Stored records
◇ ◇ ◇ ◇ ◇ ◇ ◇
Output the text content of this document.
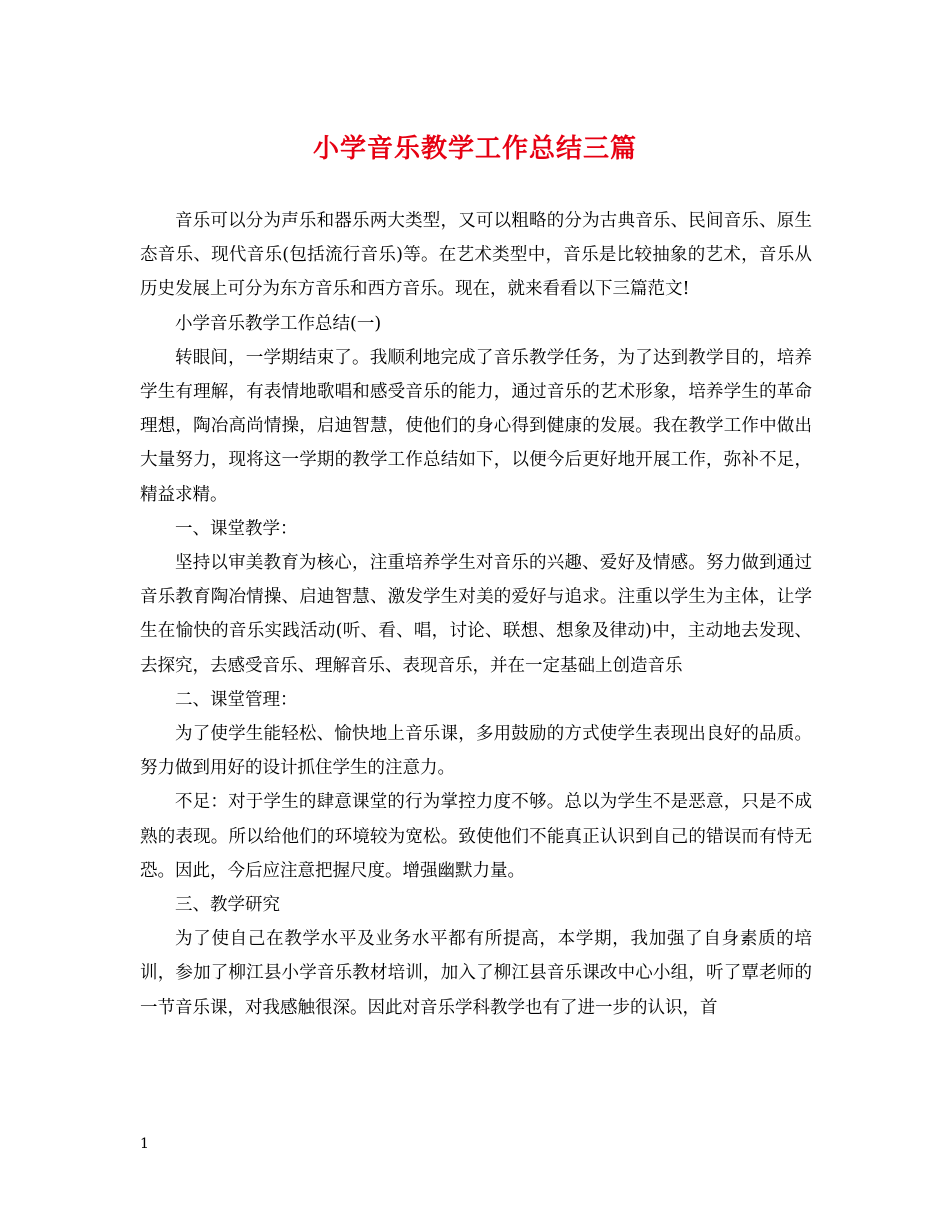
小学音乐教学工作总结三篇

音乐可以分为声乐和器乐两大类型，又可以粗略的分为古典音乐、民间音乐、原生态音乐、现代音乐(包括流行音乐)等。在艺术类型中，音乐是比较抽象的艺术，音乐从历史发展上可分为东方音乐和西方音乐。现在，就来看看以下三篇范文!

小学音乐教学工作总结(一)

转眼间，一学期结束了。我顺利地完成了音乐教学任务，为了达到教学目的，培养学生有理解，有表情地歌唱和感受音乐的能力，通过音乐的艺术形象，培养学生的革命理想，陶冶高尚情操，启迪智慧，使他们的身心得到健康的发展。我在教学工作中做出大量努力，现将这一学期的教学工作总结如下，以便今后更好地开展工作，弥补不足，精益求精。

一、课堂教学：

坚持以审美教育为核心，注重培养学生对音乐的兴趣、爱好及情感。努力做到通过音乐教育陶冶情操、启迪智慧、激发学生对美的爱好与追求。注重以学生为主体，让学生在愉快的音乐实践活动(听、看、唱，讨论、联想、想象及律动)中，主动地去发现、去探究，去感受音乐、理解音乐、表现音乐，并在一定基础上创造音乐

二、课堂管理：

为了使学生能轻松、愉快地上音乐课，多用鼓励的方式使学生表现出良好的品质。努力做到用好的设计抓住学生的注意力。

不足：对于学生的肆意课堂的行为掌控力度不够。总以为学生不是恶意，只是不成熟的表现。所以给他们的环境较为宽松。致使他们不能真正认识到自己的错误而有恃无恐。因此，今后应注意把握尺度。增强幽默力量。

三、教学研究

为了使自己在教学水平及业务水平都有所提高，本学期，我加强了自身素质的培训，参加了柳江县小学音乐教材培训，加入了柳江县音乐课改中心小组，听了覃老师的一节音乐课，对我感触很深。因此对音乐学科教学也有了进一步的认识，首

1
◇ ◇ ◇ ◇ ◇ ◇ ◇
Extract all the entries word for word; omit any pictures.

Output the text content of this document.
小学音乐教学工作总结三篇

音乐可以分为声乐和器乐两大类型，又可以粗略的分为古典音乐、民间音乐、原生态音乐、现代音乐(包括流行音乐)等。在艺术类型中，音乐是比较抽象的艺术，音乐从历史发展上可分为东方音乐和西方音乐。现在，就来看看以下三篇范文!

小学音乐教学工作总结(一)

转眼间，一学期结束了。我顺利地完成了音乐教学任务，为了达到教学目的，培养学生有理解，有表情地歌唱和感受音乐的能力，通过音乐的艺术形象，培养学生的革命理想，陶冶高尚情操，启迪智慧，使他们的身心得到健康的发展。我在教学工作中做出大量努力，现将这一学期的教学工作总结如下，以便今后更好地开展工作，弥补不足，精益求精。

一、课堂教学：

坚持以审美教育为核心，注重培养学生对音乐的兴趣、爱好及情感。努力做到通过音乐教育陶冶情操、启迪智慧、激发学生对美的爱好与追求。注重以学生为主体，让学生在愉快的音乐实践活动(听、看、唱，讨论、联想、想象及律动)中，主动地去发现、去探究，去感受音乐、理解音乐、表现音乐，并在一定基础上创造音乐

二、课堂管理：

为了使学生能轻松、愉快地上音乐课，多用鼓励的方式使学生表现出良好的品质。努力做到用好的设计抓住学生的注意力。

不足：对于学生的肆意课堂的行为掌控力度不够。总以为学生不是恶意，只是不成熟的表现。所以给他们的环境较为宽松。致使他们不能真正认识到自己的错误而有恃无恐。因此，今后应注意把握尺度。增强幽默力量。

三、教学研究

为了使自己在教学水平及业务水平都有所提高，本学期，我加强了自身素质的培训，参加了柳江县小学音乐教材培训，加入了柳江县音乐课改中心小组，听了覃老师的一节音乐课，对我感触很深。因此对音乐学科教学也有了进一步的认识，首

1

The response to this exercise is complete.